Work instructions: Where the data below has the string "LMWL", return the whole line.

--- Start Data for the task ---

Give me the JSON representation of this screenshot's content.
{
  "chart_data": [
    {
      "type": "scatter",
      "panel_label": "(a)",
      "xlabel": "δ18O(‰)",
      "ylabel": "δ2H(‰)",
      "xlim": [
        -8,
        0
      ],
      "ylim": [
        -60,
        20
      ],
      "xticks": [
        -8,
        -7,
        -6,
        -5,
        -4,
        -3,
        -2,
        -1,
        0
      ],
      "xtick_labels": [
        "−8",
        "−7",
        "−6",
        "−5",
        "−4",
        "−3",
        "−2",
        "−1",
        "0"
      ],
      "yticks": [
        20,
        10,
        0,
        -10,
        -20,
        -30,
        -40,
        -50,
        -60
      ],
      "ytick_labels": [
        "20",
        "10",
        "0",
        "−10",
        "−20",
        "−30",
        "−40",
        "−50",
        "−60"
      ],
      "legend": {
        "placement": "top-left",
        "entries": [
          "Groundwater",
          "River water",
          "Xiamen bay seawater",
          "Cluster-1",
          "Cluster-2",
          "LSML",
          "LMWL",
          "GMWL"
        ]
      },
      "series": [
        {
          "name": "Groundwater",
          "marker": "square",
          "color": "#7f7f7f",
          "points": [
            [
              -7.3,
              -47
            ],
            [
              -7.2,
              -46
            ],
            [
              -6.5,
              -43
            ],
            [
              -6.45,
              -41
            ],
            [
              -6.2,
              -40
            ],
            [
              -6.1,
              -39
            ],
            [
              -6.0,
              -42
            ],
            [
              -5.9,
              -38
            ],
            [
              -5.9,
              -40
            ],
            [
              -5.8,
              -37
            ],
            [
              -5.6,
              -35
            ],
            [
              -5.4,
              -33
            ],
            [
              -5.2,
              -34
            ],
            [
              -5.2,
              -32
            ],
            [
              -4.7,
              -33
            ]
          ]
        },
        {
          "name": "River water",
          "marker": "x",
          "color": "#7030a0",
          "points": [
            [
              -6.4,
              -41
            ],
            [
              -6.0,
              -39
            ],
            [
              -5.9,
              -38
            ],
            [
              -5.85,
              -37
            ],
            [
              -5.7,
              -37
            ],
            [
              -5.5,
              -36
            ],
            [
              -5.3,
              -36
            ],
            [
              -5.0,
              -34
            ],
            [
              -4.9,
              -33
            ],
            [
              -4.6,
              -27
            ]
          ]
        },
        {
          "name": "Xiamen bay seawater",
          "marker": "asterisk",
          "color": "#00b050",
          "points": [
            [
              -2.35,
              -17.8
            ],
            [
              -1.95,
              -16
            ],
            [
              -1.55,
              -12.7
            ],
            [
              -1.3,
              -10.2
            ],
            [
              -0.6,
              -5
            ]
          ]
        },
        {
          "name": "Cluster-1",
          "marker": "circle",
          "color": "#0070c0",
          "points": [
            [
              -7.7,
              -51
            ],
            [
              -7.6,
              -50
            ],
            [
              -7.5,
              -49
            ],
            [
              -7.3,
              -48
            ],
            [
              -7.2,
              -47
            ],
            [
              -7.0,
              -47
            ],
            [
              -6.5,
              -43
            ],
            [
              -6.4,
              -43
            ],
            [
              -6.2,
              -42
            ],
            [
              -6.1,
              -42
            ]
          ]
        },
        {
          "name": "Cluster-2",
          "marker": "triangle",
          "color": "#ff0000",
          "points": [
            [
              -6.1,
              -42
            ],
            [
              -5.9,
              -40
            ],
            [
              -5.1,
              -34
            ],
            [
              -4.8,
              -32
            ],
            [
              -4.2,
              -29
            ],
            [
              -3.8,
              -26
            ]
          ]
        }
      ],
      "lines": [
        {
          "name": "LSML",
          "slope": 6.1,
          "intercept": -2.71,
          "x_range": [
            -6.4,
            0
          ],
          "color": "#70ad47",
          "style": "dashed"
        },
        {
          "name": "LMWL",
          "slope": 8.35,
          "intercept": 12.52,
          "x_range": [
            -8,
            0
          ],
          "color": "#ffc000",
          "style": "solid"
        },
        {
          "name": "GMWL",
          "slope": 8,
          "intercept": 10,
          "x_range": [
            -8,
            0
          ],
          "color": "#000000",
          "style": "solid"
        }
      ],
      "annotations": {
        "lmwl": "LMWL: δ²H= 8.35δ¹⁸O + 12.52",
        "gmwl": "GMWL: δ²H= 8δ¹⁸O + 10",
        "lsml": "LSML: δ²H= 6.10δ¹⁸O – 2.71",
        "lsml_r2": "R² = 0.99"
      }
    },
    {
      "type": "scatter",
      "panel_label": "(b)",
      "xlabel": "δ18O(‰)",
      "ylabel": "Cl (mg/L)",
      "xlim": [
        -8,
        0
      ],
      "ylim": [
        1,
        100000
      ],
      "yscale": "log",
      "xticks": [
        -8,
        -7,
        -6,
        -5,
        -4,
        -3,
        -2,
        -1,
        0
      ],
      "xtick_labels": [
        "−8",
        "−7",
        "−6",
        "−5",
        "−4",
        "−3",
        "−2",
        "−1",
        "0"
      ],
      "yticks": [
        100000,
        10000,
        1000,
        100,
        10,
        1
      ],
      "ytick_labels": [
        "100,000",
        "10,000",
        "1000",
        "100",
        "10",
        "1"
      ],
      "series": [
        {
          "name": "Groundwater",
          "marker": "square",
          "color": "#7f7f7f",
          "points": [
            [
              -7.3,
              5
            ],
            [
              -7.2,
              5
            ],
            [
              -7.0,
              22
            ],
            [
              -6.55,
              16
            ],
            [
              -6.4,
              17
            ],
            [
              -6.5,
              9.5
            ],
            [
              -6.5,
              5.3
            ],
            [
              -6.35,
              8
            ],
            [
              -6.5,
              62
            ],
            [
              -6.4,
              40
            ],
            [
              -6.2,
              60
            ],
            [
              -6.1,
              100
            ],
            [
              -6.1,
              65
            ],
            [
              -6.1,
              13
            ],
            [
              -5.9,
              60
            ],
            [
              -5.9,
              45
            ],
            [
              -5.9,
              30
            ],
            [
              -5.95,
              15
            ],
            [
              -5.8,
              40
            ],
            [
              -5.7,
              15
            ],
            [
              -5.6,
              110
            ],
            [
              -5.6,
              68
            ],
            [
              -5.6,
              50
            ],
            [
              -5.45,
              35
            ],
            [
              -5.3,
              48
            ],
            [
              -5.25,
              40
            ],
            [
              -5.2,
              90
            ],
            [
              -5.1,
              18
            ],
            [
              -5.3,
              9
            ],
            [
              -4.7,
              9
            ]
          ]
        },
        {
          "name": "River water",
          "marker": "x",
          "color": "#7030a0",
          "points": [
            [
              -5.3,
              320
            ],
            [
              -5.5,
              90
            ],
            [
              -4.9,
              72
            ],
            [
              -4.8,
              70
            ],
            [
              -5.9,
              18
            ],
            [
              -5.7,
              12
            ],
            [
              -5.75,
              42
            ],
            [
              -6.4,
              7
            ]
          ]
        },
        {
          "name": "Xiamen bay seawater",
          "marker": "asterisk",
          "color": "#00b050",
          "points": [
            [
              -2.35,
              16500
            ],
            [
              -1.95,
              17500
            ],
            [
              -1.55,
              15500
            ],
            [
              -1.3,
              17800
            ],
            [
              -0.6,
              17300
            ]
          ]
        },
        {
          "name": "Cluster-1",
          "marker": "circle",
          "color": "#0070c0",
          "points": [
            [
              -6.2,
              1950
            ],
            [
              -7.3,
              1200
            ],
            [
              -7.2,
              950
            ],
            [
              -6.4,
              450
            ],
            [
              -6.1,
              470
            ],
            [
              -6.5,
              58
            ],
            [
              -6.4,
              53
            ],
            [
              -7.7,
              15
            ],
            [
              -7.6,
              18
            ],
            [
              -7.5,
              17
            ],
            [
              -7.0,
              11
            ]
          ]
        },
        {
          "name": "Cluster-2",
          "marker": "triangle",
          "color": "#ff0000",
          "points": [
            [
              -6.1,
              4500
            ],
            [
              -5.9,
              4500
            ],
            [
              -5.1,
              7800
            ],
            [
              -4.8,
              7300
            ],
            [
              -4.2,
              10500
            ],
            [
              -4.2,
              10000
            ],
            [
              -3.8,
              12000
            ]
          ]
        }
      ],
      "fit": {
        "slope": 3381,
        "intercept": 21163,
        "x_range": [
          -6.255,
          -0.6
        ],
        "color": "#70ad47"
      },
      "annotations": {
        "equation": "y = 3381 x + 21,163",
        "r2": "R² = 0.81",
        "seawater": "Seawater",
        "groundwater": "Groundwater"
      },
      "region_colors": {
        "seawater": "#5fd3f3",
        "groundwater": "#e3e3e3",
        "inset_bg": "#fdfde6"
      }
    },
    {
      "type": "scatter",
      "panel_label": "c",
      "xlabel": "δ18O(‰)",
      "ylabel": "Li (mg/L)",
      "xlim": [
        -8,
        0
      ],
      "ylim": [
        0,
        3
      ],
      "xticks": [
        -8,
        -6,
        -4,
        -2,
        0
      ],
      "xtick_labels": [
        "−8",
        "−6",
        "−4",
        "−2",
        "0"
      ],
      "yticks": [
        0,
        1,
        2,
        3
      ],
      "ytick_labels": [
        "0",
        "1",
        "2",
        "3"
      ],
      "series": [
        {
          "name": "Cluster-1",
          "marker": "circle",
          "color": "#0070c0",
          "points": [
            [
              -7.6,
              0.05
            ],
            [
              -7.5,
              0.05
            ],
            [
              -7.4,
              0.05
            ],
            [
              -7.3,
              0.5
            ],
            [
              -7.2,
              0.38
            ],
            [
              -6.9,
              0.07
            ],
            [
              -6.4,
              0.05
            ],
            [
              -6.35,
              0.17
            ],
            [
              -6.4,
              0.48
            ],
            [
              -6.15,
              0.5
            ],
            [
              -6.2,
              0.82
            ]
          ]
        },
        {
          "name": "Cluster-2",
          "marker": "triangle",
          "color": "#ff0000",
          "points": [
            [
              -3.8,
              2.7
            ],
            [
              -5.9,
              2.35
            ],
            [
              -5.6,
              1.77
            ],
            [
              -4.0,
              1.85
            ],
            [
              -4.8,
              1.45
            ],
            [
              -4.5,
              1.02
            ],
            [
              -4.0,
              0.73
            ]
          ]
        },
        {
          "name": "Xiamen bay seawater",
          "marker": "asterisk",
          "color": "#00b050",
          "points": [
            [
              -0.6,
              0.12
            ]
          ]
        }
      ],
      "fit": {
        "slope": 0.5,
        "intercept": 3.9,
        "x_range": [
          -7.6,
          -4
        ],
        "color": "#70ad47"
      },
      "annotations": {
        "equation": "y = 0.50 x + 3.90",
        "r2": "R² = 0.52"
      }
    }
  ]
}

--- End Data for the task ---

Result:
          "LMWL",
          "name": "LMWL",
        "lmwl": "LMWL: δ²H= 8.35δ¹⁸O + 12.52",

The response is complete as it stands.